ACTIONS TO TAKE:
1. In the blog post, what does the writer say they have been sagging against while sobbing?
2. Print everything in the blog post from "Over and over" down to "pain, almost yawning.".
3. Write the next part of the blog post, picking up right after its final sentence.

SELECTION:

Saturday, October 12, 2013

In Whch the Other Foot Drops

So, my little peonies.

I am dead. I am a soundly crushed thing, so bested and beaten that I can't summon muscle tone, apart from these typing fingers. I really don't even want to get in to why, as any mention of it leaves me cold.

I have spent the better part of my life as a battering ram, daring the challenges to come so I could rejoice in the moment of impact. No matter how bad it got, some combination of attitude and pig-headedness got me through to the other side. I can't fight anymore. There is nothing left in me. Only a resonant, empty chest where every thud rolls from wall to wall like a cathedral. Only brittle, hollow bones like a bird. And yet, there seems to be just a little bit more. Enough to get me out of bed, to see my teeth brushed, my errands run. I do feel at the end of my rope. I'm not much of a crier, but lately I've found myself sobbing like a child, sagging against trees and support beams of bridges, unable to stop myself. The tears of a child who has tried everything to win the game, but just doesn't seem to have anything resembling a winning hand. I am out of things to try. I am out of rose colored glasses to change the tune of the song, when I can't turn off the radio. I am out. I have been wrung dry. I am fucking empty.

I turned off the lights to go to sleep last night, tucking myself in with the last remnants of my stoicism.

"We are fine. This is fine. It's a matter of attitude. Find the blessing. Find the lesson. We are fine."

Over and over again, I repeated this in my mind. But, ladies and gentlemen, we are not fine. I am not fine. Somewhere in the middle of this mantra, the dam broke. Cue the floodgates. Not small tears, but big, juicy, fat ones. Until they were no longer separate droplets, but great sheets of salt water pouring down my face, into my nose and gaping mouth, stretched wide with pain, almost yawning.

Element and box listings:
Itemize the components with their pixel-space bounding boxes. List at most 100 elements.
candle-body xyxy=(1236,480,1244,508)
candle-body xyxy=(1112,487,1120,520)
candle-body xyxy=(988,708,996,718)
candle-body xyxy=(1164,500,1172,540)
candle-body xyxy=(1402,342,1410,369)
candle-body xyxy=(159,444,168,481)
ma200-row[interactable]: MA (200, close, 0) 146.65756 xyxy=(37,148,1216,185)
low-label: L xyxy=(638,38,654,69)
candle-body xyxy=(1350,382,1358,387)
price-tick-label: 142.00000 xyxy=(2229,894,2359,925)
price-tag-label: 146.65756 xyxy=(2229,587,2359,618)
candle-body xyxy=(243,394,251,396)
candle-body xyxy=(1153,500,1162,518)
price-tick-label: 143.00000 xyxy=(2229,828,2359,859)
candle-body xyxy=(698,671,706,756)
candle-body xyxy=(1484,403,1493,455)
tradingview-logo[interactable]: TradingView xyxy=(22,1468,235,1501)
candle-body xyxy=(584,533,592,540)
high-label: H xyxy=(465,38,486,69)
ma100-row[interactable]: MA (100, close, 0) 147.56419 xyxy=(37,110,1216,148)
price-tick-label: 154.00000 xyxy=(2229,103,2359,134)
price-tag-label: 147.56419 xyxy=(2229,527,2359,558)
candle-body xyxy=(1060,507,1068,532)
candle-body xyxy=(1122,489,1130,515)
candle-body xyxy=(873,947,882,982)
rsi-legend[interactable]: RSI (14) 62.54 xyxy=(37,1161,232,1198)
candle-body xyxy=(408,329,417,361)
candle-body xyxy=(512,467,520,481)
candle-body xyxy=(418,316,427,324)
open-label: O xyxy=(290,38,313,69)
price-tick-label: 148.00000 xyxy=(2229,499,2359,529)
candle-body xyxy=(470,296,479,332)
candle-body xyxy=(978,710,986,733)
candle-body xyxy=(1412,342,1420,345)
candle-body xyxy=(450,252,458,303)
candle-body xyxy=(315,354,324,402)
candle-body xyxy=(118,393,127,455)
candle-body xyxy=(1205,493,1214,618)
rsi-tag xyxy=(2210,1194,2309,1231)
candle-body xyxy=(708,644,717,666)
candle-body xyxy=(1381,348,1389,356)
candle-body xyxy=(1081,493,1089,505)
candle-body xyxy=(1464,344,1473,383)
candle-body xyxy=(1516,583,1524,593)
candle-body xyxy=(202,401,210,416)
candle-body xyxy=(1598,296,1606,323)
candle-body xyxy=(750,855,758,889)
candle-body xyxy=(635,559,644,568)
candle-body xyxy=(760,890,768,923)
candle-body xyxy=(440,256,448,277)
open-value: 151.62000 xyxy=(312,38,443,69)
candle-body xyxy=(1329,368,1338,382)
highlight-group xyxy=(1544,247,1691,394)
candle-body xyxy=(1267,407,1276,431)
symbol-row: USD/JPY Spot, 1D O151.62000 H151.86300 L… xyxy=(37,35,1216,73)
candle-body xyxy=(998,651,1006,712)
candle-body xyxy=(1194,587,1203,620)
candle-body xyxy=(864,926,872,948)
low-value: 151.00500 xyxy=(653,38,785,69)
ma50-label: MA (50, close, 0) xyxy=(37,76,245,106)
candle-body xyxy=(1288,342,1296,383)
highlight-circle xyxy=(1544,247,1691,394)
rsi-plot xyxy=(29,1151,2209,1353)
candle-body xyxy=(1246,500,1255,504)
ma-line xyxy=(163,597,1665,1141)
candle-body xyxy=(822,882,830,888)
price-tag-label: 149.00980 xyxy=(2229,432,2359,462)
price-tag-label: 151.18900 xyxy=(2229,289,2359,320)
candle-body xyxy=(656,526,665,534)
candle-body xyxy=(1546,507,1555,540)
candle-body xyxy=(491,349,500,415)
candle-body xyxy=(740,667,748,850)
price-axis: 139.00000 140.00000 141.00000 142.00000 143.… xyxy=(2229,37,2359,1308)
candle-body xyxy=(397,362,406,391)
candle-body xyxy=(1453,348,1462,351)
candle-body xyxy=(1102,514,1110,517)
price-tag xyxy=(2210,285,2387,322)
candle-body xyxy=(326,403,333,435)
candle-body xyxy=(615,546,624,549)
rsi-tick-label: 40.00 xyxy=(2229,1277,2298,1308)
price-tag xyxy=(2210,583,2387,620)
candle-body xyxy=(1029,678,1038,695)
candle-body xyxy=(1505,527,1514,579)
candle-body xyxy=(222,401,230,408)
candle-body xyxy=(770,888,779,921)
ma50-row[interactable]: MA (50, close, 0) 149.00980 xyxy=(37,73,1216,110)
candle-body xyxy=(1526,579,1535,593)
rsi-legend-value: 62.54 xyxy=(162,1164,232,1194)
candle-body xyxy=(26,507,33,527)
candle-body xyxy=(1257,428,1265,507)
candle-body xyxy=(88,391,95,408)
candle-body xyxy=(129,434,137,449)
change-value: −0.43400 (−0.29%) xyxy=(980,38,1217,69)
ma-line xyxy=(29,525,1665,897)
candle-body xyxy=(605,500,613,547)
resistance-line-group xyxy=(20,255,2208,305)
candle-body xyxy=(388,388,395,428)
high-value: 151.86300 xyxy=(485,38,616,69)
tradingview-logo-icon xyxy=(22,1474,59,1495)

---

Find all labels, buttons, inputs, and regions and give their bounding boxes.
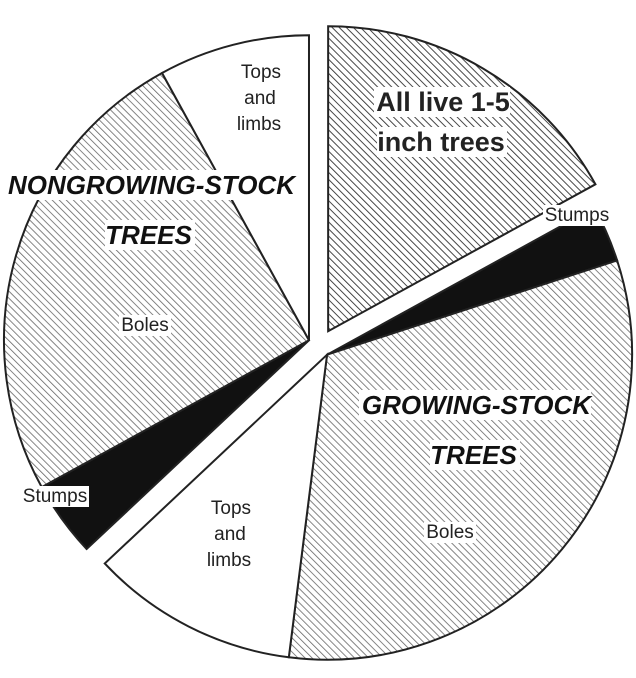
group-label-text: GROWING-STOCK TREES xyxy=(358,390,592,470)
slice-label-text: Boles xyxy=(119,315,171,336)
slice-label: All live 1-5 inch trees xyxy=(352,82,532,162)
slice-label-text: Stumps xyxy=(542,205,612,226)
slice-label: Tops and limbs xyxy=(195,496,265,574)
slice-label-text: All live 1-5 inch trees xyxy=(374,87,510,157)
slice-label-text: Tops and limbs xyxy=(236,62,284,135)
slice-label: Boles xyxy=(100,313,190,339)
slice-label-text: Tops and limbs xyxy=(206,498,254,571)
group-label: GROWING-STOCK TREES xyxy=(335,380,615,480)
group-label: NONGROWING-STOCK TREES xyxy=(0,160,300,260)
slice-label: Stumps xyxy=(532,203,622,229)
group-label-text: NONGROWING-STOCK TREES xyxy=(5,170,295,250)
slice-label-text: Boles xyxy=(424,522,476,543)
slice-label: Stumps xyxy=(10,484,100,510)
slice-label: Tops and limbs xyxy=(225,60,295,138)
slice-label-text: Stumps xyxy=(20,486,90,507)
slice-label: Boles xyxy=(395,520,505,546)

TASK-BY-TASK RESULTS:
1. Trees and support beams of bridges.

2.
Over and over again, I repeated this in my mind. But, ladies and gentlemen, we are not fine. I am not fine. Somewhere in the middle of this mantra, the dam broke. Cue the floodgates. Not small tears, but big, juicy, fat ones. Until they were no longer separate droplets, but great sheets of salt water pouring down my face, into my nose and gaping mouth, stretched wide with pain, almost yawning.

3.
I don't think I've ever come closer to suicide. I could have reached out and brushed up against it's plated scales with a finger. Closer, maybe. I could feel it's cold breath like hands on my shoulders, pulling. In all of my years, in all of my battles of every kind, I have never been so close to letting myself be pulled under. Over and over again, images of me telling my family and friends the news would slap up against me like waves, tugging.

What is the plan? What is the plan? All I need to find my way out of this hopelessly tangled necklace is to find the best plan. How can I make the best of this? How can I best survive this? How can I survive this at all? What is my next move? In a quiet moment, sticky with half-dried tears, I realized that I had exhausted my options. There were no feasible maneuvers on the chess board. There was no good way, anymore.I watched my future play out in my mind's eye. It wasn't enough currency. The price was higher still.

I pictured all of the ways I could end. All. Of. The. Ways. I formulated a dozen prototypical plans. After twenty three years of trying to do what I thought everyone else would want me to do, and succeeding, despite all universal interference screaming at me to cut it the fuck out, the straw floated gently down, nestling amongst its brothers before the added weight snapped the camel's back in two.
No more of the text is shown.